What to produce:
Write out every line of the entries below, keeping each one unchanged.

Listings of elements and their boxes
━━━━━━━━━━━━━━━━

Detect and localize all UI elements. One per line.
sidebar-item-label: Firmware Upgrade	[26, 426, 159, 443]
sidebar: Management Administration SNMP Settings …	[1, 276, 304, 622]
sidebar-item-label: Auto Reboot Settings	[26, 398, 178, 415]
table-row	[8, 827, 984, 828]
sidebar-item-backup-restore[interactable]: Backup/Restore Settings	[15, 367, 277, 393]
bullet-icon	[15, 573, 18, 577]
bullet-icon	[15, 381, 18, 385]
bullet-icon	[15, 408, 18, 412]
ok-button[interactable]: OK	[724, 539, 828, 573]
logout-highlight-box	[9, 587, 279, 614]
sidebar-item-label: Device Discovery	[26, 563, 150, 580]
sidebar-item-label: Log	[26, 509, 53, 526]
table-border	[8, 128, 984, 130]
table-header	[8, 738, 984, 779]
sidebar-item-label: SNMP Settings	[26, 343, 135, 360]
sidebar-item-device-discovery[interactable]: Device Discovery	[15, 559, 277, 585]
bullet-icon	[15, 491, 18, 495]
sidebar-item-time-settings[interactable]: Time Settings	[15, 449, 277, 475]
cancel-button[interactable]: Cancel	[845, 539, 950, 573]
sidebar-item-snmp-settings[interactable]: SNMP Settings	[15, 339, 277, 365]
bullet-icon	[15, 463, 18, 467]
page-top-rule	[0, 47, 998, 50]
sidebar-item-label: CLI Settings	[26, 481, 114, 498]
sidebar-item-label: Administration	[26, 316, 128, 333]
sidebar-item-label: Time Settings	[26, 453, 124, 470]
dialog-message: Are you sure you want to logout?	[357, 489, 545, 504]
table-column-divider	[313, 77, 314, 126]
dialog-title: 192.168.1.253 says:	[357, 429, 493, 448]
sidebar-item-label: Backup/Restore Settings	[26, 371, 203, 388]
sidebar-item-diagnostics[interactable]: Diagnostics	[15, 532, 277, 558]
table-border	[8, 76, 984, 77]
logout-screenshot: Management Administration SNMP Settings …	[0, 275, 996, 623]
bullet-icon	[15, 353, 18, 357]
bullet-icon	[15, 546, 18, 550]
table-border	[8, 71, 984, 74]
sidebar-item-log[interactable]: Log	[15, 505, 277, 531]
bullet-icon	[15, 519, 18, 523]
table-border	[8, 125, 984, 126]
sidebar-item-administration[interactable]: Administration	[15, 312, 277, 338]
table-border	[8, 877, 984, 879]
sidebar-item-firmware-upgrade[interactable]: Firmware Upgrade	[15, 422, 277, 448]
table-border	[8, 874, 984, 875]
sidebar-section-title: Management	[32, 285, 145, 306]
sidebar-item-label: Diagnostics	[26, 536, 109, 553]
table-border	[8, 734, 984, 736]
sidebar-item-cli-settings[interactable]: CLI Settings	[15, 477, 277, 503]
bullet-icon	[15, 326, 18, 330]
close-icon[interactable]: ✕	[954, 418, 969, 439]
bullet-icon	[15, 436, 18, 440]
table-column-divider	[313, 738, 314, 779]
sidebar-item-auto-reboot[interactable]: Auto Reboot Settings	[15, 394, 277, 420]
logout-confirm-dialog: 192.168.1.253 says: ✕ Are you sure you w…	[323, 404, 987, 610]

━━━━━━━━━━━━━━━━

Reply:
Detect and localize all UI elements. One per line.
sidebar-item-label: Firmware Upgrade	[26, 426, 159, 443]
sidebar: Management Administration SNMP Settings …	[1, 276, 304, 622]
sidebar-item-label: Auto Reboot Settings	[26, 398, 178, 415]
table-row	[8, 827, 984, 828]
sidebar-item-backup-restore[interactable]: Backup/Restore Settings	[15, 367, 277, 393]
bullet-icon	[15, 573, 18, 577]
bullet-icon	[15, 381, 18, 385]
bullet-icon	[15, 408, 18, 412]
ok-button[interactable]: OK	[724, 539, 828, 573]
logout-highlight-box	[9, 587, 279, 614]
sidebar-item-label: Device Discovery	[26, 563, 150, 580]
sidebar-item-label: Log	[26, 509, 53, 526]
table-border	[8, 128, 984, 130]
table-header	[8, 738, 984, 779]
sidebar-item-label: SNMP Settings	[26, 343, 135, 360]
sidebar-item-device-discovery[interactable]: Device Discovery	[15, 559, 277, 585]
bullet-icon	[15, 491, 18, 495]
sidebar-item-time-settings[interactable]: Time Settings	[15, 449, 277, 475]
cancel-button[interactable]: Cancel	[845, 539, 950, 573]
sidebar-item-snmp-settings[interactable]: SNMP Settings	[15, 339, 277, 365]
bullet-icon	[15, 463, 18, 467]
page-top-rule	[0, 47, 998, 50]
sidebar-item-label: CLI Settings	[26, 481, 114, 498]
sidebar-item-label: Administration	[26, 316, 128, 333]
sidebar-item-label: Time Settings	[26, 453, 124, 470]
dialog-message: Are you sure you want to logout?	[357, 489, 545, 504]
table-column-divider	[313, 77, 314, 126]
dialog-title: 192.168.1.253 says:	[357, 429, 493, 448]
sidebar-item-label: Backup/Restore Settings	[26, 371, 203, 388]
sidebar-item-diagnostics[interactable]: Diagnostics	[15, 532, 277, 558]
table-border	[8, 76, 984, 77]
logout-screenshot: Management Administration SNMP Settings …	[0, 275, 996, 623]
bullet-icon	[15, 353, 18, 357]
bullet-icon	[15, 546, 18, 550]
table-border	[8, 71, 984, 74]
sidebar-item-log[interactable]: Log	[15, 505, 277, 531]
bullet-icon	[15, 519, 18, 523]
table-border	[8, 125, 984, 126]
sidebar-item-administration[interactable]: Administration	[15, 312, 277, 338]
table-border	[8, 877, 984, 879]
sidebar-item-firmware-upgrade[interactable]: Firmware Upgrade	[15, 422, 277, 448]
table-border	[8, 874, 984, 875]
sidebar-section-title: Management	[32, 285, 145, 306]
sidebar-item-label: Diagnostics	[26, 536, 109, 553]
table-border	[8, 734, 984, 736]
sidebar-item-cli-settings[interactable]: CLI Settings	[15, 477, 277, 503]
bullet-icon	[15, 326, 18, 330]
close-icon[interactable]: ✕	[954, 418, 969, 439]
bullet-icon	[15, 436, 18, 440]
table-column-divider	[313, 738, 314, 779]
sidebar-item-auto-reboot[interactable]: Auto Reboot Settings	[15, 394, 277, 420]
logout-confirm-dialog: 192.168.1.253 says: ✕ Are you sure you w…	[323, 404, 987, 610]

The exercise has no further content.